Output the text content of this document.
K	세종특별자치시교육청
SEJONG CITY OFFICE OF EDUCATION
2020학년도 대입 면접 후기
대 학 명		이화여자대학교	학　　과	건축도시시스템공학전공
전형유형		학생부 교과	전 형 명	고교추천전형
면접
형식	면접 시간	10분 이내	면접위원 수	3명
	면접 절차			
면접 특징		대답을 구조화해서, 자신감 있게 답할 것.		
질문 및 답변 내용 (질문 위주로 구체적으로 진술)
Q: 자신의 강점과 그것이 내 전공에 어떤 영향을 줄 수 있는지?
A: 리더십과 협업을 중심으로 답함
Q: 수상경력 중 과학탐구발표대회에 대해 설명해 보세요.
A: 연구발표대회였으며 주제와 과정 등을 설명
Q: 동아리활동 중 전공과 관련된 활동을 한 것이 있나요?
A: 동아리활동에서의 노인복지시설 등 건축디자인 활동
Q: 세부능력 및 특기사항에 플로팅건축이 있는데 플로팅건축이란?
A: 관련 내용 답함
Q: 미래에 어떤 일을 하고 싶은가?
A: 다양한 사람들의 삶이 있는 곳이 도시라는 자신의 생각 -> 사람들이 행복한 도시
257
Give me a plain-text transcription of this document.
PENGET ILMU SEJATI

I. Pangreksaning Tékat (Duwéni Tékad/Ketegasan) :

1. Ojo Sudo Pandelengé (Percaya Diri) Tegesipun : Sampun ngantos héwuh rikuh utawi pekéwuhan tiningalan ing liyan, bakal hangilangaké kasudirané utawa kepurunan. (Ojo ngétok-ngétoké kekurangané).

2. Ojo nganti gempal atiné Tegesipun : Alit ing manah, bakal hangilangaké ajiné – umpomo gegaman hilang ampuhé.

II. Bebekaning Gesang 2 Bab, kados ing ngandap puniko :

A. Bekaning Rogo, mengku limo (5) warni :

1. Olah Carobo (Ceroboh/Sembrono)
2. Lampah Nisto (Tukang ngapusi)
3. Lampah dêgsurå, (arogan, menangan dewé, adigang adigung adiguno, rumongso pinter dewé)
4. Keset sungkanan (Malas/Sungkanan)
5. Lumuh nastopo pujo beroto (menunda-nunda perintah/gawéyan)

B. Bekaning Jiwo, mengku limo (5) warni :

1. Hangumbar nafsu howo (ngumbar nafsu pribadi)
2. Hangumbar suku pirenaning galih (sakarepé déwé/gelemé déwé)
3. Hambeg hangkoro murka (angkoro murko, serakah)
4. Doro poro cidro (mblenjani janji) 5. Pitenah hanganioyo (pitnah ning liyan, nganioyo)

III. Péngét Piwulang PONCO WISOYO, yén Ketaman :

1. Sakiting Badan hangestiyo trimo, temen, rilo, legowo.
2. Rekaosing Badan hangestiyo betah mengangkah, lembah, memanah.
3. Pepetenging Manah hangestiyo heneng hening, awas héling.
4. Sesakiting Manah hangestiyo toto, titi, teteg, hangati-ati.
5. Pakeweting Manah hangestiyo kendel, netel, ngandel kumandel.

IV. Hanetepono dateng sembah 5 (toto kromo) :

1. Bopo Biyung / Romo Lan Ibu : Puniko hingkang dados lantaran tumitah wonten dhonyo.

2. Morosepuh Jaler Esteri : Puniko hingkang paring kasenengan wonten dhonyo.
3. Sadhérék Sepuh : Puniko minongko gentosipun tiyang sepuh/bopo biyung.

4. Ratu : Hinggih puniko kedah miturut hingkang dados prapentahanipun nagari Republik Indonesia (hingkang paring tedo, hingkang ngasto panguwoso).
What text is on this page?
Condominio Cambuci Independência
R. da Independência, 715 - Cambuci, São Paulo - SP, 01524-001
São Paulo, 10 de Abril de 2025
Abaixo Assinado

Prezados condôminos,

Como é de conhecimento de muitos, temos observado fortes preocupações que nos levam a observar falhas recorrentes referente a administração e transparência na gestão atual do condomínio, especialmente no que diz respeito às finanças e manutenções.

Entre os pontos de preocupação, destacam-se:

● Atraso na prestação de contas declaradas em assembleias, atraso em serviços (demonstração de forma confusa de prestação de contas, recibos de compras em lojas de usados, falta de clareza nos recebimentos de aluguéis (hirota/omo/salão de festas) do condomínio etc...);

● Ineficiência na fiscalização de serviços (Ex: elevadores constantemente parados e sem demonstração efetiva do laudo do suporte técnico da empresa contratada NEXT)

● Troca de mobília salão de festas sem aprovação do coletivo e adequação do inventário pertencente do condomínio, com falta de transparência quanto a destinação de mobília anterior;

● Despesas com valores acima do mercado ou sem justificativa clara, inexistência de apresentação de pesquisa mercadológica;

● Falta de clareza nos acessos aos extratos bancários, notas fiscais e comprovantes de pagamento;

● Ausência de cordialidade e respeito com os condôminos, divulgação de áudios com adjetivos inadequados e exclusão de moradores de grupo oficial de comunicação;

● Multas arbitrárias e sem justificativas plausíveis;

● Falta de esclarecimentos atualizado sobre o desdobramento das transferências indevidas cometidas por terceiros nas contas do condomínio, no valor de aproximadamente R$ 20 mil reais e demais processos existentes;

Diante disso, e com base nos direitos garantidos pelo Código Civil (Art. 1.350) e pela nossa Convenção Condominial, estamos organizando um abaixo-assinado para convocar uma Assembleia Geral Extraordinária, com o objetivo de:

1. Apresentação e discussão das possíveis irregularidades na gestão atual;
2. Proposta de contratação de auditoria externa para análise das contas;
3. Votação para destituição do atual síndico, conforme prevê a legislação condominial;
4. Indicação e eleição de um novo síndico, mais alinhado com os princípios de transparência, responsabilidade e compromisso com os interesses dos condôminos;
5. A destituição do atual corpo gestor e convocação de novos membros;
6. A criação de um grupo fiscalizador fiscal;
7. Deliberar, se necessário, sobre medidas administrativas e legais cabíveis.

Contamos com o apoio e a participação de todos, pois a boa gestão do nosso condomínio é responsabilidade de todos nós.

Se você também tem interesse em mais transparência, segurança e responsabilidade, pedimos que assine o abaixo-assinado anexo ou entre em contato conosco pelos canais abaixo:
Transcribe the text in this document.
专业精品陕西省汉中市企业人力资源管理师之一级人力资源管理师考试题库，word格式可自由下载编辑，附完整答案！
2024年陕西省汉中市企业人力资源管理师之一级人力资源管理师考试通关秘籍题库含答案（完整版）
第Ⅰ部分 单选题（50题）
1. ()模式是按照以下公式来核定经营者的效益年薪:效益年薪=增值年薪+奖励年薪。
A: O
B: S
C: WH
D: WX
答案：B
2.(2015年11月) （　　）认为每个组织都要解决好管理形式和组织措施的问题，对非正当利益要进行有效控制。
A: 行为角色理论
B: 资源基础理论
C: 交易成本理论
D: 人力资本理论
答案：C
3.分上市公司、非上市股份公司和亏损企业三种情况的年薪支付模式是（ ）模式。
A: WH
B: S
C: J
***
- [REQUIRED TASK]:
Beginning with the line that contains "Transcribe the text in this document.", quote each line exactly through the last line of the entries above, and nothing beyond them.

- [ANSWER BELOW]:
Transcribe the text in this document.
专业精品陕西省汉中市企业人力资源管理师之一级人力资源管理师考试题库，word格式可自由下载编辑，附完整答案！
2024年陕西省汉中市企业人力资源管理师之一级人力资源管理师考试通关秘籍题库含答案（完整版）
第Ⅰ部分 单选题（50题）
1. ()模式是按照以下公式来核定经营者的效益年薪:效益年薪=增值年薪+奖励年薪。
A: O
B: S
C: WH
D: WX
答案：B
2.(2015年11月) （　　）认为每个组织都要解决好管理形式和组织措施的问题，对非正当利益要进行有效控制。
A: 行为角色理论
B: 资源基础理论
C: 交易成本理论
D: 人力资本理论
答案：C
3.分上市公司、非上市股份公司和亏损企业三种情况的年薪支付模式是（ ）模式。
A: WH
B: S
C: J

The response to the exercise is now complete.